■ Task details
Take from the listing each line that has the string "которые".

■ Supplied data
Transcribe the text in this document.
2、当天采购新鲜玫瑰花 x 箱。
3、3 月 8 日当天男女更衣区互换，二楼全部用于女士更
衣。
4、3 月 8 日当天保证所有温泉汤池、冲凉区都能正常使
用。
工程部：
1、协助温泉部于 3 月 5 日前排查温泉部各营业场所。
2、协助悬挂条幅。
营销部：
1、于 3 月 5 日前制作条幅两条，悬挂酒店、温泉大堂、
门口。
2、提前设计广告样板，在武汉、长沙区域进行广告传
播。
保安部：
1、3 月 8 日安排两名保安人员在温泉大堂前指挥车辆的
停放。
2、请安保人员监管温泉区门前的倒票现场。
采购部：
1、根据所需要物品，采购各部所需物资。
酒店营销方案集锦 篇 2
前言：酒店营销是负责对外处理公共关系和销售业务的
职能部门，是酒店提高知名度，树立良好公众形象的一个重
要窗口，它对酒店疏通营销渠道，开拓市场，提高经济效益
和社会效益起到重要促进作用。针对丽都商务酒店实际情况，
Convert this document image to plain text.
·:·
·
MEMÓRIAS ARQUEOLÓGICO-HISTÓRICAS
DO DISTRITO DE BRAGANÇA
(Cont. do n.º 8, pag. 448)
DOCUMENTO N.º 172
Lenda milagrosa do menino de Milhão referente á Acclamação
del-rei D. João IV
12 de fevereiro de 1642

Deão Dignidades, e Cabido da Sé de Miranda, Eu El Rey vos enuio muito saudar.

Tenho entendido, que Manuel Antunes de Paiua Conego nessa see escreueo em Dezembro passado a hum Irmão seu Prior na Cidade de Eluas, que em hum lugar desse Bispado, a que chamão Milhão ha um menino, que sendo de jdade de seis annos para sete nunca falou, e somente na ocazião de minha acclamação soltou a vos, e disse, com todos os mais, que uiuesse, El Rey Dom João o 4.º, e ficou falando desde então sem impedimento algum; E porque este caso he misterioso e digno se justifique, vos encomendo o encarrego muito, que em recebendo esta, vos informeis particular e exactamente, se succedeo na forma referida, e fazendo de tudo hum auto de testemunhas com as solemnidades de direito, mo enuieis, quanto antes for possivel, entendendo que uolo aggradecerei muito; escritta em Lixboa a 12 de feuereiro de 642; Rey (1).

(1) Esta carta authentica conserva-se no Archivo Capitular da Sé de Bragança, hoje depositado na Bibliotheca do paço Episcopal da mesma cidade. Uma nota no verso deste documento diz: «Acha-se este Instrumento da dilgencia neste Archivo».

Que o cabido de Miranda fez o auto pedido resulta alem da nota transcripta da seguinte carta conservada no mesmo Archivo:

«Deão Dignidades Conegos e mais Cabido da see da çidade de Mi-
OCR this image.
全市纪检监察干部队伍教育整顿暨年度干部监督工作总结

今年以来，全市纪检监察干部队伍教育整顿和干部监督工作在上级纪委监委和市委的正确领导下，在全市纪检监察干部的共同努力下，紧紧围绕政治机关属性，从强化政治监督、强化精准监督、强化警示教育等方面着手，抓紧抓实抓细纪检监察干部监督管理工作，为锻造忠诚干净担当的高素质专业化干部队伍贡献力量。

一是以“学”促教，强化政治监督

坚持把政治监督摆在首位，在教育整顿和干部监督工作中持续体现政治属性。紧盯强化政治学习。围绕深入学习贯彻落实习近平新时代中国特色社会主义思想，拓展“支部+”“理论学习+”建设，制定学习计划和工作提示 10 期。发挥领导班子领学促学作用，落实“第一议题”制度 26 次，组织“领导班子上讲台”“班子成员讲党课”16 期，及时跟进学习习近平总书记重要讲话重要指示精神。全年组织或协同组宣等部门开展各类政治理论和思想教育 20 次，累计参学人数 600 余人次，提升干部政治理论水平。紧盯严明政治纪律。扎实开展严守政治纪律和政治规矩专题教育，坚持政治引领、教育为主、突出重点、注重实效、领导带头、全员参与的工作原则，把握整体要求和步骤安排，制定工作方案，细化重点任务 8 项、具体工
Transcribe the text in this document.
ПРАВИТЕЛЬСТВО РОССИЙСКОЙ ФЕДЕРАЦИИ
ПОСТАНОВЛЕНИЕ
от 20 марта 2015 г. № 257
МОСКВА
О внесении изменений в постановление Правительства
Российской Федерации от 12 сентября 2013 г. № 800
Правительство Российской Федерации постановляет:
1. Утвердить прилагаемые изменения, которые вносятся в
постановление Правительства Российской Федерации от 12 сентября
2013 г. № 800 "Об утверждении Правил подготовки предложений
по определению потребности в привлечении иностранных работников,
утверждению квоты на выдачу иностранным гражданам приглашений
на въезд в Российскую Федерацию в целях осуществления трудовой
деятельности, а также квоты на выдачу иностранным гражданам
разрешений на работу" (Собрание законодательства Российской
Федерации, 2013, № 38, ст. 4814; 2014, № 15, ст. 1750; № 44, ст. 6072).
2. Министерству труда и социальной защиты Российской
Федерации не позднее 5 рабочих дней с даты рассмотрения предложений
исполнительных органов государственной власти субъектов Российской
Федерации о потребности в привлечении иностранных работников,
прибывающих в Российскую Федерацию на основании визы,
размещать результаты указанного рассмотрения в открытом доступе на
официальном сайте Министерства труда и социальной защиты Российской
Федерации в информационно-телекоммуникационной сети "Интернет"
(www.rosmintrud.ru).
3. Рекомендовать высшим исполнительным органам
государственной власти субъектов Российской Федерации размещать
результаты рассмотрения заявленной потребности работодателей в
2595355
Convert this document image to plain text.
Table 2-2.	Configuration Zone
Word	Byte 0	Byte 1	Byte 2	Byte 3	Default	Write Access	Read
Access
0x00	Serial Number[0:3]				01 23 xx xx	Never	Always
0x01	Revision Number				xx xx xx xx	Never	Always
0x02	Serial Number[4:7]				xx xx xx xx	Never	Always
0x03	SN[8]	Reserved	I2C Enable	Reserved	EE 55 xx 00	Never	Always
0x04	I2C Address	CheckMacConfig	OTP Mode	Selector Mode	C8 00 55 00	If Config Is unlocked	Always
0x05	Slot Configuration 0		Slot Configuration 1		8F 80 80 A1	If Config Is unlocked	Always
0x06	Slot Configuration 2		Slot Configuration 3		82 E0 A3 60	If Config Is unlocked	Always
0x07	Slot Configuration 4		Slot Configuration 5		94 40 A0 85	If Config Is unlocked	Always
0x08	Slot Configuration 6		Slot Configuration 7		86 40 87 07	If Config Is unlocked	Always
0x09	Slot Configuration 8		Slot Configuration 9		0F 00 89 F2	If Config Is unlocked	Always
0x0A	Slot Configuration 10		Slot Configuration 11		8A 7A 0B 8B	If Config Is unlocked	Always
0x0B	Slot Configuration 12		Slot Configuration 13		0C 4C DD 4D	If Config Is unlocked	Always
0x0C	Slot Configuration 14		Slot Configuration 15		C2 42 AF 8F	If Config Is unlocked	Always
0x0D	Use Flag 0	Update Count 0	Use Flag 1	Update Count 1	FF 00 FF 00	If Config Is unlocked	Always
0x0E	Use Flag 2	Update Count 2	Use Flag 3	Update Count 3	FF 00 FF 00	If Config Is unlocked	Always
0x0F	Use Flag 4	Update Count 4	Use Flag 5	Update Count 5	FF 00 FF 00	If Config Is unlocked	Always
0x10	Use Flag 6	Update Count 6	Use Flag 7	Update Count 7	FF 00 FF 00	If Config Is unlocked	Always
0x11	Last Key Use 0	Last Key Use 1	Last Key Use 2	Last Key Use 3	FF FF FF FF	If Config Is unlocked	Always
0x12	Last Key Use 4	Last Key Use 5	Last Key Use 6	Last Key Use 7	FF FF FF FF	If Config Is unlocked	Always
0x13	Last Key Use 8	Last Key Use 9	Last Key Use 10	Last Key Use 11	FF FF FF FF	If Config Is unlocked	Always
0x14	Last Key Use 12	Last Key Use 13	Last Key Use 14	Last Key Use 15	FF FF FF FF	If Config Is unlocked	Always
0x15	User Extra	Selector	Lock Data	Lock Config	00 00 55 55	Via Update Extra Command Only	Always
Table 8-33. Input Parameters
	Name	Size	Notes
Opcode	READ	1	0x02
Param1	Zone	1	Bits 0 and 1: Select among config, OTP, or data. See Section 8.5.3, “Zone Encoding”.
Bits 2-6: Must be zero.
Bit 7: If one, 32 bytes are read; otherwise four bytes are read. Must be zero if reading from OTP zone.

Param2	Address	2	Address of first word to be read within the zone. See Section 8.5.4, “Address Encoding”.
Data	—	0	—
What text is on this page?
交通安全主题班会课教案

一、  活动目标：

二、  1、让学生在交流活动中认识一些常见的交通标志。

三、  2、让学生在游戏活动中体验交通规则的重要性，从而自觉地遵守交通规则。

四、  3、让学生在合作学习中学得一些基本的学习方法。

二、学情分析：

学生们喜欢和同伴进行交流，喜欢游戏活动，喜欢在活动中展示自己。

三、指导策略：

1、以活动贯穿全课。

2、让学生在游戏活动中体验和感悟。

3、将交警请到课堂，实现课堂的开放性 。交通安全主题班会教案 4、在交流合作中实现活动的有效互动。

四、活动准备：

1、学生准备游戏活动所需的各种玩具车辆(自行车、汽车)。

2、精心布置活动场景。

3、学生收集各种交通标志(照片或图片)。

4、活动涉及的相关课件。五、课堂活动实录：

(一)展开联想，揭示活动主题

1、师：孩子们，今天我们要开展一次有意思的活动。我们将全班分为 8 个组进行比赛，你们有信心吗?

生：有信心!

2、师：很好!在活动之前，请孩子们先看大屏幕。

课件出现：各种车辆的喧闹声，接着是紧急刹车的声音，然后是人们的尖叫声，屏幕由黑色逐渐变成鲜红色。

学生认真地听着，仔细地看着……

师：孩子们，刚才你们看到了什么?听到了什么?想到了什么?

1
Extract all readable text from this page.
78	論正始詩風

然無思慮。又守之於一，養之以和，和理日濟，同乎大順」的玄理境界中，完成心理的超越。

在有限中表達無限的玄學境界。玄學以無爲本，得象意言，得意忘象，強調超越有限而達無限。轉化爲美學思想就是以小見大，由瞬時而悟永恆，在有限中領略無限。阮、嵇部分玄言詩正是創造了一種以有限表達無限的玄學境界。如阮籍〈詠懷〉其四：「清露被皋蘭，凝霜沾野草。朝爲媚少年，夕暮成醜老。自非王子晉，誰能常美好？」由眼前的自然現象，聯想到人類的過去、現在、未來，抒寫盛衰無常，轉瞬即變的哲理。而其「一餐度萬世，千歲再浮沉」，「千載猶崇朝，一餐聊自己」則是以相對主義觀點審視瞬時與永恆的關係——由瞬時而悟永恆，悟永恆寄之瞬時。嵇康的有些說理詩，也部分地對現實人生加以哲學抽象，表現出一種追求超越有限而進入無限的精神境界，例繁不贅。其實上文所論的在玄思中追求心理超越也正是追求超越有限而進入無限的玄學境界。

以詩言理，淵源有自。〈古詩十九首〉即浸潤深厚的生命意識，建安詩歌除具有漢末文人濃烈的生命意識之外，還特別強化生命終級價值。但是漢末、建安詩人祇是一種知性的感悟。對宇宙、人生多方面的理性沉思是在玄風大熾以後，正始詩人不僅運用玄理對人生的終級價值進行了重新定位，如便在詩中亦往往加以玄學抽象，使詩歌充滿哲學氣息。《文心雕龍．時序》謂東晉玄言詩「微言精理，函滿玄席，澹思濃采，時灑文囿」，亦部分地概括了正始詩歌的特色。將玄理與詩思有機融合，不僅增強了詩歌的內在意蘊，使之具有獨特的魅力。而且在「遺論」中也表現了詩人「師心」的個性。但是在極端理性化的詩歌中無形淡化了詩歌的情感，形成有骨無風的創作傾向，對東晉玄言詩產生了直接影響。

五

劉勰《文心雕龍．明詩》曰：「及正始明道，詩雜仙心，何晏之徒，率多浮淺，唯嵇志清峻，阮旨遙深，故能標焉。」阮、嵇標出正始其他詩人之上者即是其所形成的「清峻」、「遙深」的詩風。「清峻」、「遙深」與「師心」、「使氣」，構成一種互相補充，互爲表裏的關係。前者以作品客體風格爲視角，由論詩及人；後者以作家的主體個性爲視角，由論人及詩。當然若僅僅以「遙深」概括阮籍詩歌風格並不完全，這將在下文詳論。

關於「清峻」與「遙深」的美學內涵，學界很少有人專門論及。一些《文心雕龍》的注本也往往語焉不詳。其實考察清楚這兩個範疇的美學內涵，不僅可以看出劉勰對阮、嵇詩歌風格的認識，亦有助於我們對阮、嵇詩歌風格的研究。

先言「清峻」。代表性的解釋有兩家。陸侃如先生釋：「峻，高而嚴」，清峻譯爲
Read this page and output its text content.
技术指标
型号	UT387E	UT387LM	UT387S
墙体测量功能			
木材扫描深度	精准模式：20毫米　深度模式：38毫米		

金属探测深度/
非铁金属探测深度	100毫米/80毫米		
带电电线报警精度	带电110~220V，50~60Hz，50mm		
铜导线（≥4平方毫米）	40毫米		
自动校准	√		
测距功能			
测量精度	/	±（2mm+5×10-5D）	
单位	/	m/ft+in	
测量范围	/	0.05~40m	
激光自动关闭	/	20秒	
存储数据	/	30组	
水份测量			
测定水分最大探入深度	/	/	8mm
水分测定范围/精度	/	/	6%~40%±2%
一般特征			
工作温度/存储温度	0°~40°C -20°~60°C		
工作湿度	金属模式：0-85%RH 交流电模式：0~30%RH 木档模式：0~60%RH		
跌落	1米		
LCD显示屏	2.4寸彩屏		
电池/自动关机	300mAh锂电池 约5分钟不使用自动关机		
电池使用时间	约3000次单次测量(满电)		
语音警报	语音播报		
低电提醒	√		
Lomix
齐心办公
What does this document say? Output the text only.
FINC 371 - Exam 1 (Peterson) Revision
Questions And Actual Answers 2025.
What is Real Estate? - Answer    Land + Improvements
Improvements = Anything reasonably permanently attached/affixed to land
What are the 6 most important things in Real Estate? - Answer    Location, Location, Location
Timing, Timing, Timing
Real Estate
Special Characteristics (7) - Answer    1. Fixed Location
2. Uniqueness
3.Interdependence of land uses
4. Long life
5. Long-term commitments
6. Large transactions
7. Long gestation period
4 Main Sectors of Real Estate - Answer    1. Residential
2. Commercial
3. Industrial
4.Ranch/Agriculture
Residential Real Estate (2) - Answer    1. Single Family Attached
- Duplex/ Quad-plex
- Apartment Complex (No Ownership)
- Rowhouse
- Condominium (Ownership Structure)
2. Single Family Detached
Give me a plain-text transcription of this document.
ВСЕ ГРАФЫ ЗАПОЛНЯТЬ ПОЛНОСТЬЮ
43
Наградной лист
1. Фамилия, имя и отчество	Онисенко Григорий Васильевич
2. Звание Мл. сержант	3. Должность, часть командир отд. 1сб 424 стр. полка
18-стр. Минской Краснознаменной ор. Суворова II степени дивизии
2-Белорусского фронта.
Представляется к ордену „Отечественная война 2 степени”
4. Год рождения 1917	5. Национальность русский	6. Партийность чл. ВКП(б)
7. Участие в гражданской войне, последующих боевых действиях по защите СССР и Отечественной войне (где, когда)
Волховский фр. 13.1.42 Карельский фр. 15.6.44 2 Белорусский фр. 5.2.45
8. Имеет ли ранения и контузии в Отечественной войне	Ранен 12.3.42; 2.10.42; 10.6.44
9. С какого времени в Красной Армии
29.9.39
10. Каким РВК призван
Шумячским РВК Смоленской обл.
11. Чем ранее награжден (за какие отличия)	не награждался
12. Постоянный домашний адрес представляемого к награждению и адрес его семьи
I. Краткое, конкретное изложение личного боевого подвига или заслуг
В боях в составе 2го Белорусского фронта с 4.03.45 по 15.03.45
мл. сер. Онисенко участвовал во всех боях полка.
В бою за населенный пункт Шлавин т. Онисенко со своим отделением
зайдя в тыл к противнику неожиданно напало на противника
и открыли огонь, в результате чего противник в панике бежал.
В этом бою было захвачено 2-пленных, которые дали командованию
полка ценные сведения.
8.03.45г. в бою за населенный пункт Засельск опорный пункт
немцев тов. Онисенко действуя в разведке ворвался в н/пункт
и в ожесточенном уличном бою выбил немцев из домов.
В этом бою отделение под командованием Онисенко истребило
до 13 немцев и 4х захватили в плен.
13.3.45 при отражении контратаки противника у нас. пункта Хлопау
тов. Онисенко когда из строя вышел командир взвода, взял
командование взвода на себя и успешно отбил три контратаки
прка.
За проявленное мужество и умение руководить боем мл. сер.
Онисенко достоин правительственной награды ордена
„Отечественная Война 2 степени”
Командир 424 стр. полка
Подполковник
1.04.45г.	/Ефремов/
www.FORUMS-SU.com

■ Final result
1. Утвердить прилагаемые изменения, которые вносятся в
В этом бою было захвачено 2-пленных, которые дали командованию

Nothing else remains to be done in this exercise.